MATERIAL SUPPLIED:
+--
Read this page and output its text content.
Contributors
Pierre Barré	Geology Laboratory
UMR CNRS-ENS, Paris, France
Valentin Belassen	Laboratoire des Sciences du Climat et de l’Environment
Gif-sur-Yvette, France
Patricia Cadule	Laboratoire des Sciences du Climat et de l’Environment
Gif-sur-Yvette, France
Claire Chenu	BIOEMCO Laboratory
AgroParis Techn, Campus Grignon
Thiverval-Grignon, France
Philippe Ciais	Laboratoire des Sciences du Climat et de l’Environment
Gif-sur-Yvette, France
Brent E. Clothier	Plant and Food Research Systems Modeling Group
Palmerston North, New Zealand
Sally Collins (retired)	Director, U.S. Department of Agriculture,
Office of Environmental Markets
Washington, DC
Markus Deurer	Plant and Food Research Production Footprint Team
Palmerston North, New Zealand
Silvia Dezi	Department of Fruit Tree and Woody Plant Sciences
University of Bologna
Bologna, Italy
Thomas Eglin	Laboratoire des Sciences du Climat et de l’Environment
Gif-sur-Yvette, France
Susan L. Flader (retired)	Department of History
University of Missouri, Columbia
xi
+--
STATED GOAL:
Only the number is needed here: how many lines of the records contain "Research"?

ANSWER TO THIS PROBLEM:
2